* [What to work on] Can you quote the records word for word, from the first line through the line that contains "- signature-line: *TOP", with both of those lines included?
>> Begin
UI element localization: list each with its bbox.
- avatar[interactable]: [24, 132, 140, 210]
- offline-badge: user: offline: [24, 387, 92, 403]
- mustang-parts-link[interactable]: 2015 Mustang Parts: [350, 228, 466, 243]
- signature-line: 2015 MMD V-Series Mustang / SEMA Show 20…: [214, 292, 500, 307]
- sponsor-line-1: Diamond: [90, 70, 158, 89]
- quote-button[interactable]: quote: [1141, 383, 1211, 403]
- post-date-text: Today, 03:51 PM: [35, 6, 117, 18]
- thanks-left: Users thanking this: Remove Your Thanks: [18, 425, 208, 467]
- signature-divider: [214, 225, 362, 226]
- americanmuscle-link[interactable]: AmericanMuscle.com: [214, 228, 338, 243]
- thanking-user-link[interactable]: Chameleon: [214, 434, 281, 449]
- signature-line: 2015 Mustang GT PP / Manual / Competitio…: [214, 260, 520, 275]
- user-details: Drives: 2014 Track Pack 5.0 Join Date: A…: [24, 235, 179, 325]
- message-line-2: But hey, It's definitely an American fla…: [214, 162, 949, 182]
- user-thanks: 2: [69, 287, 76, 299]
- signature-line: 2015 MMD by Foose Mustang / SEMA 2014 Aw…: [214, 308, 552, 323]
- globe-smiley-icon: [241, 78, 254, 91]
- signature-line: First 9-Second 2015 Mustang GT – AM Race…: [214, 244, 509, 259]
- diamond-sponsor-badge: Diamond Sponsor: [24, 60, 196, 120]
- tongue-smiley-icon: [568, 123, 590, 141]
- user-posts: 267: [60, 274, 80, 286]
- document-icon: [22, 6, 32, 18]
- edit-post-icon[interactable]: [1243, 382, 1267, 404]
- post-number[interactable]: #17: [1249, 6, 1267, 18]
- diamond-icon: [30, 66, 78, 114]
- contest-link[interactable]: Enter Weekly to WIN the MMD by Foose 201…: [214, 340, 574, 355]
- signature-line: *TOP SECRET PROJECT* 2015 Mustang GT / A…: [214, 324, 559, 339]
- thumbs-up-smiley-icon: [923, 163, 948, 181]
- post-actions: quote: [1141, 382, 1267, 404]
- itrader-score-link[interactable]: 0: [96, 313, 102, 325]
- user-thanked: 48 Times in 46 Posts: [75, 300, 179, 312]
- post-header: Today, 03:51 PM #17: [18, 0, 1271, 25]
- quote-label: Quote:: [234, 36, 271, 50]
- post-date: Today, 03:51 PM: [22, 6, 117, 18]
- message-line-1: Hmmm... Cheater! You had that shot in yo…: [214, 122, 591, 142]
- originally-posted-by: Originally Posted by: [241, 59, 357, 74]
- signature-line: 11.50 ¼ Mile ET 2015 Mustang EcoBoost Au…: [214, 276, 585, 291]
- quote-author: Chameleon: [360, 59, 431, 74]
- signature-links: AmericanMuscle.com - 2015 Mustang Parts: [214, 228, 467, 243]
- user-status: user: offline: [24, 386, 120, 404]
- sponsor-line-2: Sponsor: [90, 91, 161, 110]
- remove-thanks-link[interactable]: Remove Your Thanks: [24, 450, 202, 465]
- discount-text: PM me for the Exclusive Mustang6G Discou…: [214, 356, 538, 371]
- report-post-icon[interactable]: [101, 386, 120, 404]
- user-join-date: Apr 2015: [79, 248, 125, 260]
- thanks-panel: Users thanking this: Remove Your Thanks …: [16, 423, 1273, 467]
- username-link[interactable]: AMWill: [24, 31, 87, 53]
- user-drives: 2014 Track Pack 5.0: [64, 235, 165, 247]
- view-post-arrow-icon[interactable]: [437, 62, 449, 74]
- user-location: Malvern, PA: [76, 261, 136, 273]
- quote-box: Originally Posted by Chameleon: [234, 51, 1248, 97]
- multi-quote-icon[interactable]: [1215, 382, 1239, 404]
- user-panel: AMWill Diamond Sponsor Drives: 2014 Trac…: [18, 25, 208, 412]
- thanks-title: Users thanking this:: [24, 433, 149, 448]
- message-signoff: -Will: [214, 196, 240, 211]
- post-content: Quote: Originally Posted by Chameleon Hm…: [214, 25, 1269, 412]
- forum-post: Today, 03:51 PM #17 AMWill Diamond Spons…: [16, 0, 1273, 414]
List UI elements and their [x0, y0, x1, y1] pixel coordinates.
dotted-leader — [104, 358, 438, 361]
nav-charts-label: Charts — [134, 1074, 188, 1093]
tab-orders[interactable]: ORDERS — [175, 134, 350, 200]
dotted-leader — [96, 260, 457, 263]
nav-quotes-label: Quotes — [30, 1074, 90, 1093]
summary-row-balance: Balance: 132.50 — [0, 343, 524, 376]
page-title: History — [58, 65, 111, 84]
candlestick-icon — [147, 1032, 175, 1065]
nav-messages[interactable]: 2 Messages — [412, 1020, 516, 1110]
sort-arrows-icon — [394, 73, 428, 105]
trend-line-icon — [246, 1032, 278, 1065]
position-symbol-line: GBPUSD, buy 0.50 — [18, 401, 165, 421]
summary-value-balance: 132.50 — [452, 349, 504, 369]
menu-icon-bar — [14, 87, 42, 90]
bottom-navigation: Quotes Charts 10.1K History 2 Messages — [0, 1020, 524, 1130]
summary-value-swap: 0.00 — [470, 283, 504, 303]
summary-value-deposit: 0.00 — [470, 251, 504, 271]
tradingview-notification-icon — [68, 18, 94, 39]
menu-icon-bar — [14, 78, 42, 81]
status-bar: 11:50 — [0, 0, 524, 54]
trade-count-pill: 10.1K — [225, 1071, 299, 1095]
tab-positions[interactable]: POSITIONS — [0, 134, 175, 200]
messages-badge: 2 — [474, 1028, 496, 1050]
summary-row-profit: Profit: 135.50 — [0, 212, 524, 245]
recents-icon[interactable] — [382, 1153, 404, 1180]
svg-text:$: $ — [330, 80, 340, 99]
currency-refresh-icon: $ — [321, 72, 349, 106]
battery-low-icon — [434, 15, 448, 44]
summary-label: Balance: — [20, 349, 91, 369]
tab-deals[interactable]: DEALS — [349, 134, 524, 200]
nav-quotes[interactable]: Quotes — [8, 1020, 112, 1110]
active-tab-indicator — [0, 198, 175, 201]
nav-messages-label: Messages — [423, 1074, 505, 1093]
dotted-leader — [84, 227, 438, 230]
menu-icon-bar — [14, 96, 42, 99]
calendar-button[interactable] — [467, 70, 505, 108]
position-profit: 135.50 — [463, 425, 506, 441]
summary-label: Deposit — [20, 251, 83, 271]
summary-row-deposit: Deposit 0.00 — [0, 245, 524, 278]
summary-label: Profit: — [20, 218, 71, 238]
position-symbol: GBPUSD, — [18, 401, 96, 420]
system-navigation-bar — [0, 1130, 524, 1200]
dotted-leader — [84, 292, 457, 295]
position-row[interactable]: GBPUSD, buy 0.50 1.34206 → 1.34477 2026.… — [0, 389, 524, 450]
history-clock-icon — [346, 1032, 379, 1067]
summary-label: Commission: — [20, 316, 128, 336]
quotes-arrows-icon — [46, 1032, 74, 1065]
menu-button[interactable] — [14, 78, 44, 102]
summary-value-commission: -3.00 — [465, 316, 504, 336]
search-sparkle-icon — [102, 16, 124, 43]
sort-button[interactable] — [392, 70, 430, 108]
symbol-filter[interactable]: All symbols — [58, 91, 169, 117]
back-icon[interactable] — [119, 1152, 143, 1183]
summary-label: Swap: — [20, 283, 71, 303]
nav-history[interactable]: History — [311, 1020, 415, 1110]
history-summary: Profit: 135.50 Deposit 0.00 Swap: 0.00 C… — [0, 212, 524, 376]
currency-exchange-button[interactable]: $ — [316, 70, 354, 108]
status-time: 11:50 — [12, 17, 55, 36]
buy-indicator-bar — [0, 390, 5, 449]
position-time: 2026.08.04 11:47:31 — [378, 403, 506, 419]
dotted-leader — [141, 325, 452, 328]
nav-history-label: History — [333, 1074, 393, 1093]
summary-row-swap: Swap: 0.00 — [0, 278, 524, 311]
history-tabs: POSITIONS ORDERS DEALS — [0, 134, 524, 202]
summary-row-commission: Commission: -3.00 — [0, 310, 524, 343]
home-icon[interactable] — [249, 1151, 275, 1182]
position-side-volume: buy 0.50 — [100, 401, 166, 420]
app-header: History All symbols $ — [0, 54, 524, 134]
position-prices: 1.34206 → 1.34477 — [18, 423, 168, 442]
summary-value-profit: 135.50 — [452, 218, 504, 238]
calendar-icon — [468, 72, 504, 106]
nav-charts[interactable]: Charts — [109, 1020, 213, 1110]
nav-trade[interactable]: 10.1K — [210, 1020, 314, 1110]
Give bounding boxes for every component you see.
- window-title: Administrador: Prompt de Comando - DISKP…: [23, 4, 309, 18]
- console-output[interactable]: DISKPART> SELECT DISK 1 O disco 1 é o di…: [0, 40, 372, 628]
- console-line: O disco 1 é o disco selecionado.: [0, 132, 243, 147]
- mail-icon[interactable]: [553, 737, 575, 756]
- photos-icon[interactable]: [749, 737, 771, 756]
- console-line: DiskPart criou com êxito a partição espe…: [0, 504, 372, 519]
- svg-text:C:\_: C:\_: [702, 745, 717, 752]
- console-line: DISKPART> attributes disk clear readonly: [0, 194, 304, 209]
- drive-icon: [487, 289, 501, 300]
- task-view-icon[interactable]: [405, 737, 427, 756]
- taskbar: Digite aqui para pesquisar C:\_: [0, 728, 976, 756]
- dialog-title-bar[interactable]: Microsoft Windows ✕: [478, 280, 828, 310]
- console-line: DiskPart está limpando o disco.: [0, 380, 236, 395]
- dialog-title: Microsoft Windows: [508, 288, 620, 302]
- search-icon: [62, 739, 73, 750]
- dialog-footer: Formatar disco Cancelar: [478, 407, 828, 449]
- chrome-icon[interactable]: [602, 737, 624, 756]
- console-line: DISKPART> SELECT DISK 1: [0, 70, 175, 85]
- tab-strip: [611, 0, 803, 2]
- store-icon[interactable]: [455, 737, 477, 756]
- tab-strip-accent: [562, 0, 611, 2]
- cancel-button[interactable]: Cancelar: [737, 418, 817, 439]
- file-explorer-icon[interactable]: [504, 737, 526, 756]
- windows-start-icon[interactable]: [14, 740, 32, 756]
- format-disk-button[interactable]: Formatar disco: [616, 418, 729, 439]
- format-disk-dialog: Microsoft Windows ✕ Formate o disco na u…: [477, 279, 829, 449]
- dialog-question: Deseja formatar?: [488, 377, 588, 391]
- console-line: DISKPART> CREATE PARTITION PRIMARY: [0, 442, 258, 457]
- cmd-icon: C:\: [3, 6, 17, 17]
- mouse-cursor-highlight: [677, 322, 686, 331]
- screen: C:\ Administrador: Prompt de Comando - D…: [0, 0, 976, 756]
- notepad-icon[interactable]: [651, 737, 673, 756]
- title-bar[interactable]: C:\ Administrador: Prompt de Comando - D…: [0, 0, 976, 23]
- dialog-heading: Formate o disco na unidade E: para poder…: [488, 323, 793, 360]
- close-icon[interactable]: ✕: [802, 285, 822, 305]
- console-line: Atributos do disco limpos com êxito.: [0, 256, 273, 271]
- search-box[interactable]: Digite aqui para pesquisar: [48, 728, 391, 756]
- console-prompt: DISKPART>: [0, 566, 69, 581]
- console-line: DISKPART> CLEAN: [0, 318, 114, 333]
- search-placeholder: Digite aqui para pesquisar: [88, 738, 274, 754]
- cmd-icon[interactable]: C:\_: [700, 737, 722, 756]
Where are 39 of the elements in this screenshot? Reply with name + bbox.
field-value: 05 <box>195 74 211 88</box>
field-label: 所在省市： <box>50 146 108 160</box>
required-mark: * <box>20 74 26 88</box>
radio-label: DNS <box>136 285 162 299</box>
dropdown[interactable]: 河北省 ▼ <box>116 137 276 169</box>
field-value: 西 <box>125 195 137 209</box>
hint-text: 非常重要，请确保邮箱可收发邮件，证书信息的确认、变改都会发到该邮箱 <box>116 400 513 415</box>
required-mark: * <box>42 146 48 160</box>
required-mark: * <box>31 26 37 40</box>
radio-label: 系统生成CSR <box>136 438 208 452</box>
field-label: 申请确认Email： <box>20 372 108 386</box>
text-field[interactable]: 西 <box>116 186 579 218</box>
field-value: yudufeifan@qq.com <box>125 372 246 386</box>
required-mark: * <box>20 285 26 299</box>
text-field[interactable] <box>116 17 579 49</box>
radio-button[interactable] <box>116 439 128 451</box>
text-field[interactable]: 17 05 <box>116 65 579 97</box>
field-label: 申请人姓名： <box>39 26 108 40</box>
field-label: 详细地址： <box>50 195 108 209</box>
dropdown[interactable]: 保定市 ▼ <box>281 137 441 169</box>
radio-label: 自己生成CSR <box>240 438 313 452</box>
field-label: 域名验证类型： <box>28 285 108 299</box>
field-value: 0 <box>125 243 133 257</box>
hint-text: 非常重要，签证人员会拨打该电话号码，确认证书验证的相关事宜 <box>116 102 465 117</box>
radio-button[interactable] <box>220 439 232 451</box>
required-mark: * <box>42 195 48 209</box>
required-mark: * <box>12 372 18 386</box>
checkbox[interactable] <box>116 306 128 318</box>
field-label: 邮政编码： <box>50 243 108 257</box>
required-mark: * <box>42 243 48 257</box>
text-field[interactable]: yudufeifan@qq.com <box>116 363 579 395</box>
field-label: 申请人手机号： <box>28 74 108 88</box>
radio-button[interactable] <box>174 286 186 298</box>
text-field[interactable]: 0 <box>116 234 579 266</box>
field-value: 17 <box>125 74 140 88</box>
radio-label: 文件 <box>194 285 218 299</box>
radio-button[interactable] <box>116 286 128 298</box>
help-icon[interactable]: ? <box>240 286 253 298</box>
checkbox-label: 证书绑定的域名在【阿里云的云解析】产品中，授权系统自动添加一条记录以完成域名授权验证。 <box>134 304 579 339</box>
>> End
* [Exercise response]
UI element localization: list each with its bbox.
- avatar[interactable]: [24, 132, 140, 210]
- offline-badge: user: offline: [24, 387, 92, 403]
- mustang-parts-link[interactable]: 2015 Mustang Parts: [350, 228, 466, 243]
- signature-line: 2015 MMD V-Series Mustang / SEMA Show 20…: [214, 292, 500, 307]
- sponsor-line-1: Diamond: [90, 70, 158, 89]
- quote-button[interactable]: quote: [1141, 383, 1211, 403]
- post-date-text: Today, 03:51 PM: [35, 6, 117, 18]
- thanks-left: Users thanking this: Remove Your Thanks: [18, 425, 208, 467]
- signature-divider: [214, 225, 362, 226]
- americanmuscle-link[interactable]: AmericanMuscle.com: [214, 228, 338, 243]
- thanking-user-link[interactable]: Chameleon: [214, 434, 281, 449]
- signature-line: 2015 Mustang GT PP / Manual / Competitio…: [214, 260, 520, 275]
- user-details: Drives: 2014 Track Pack 5.0 Join Date: A…: [24, 235, 179, 325]
- message-line-2: But hey, It's definitely an American fla…: [214, 162, 949, 182]
- user-thanks: 2: [69, 287, 76, 299]
- signature-line: 2015 MMD by Foose Mustang / SEMA 2014 Aw…: [214, 308, 552, 323]
- globe-smiley-icon: [241, 78, 254, 91]
- signature-line: First 9-Second 2015 Mustang GT – AM Race…: [214, 244, 509, 259]
- diamond-sponsor-badge: Diamond Sponsor: [24, 60, 196, 120]
- tongue-smiley-icon: [568, 123, 590, 141]
- user-posts: 267: [60, 274, 80, 286]
- document-icon: [22, 6, 32, 18]
- edit-post-icon[interactable]: [1243, 382, 1267, 404]
- post-number[interactable]: #17: [1249, 6, 1267, 18]
- diamond-icon: [30, 66, 78, 114]
- contest-link[interactable]: Enter Weekly to WIN the MMD by Foose 201…: [214, 340, 574, 355]
- signature-line: *TOP SECRET PROJECT* 2015 Mustang GT / A…: [214, 324, 559, 339]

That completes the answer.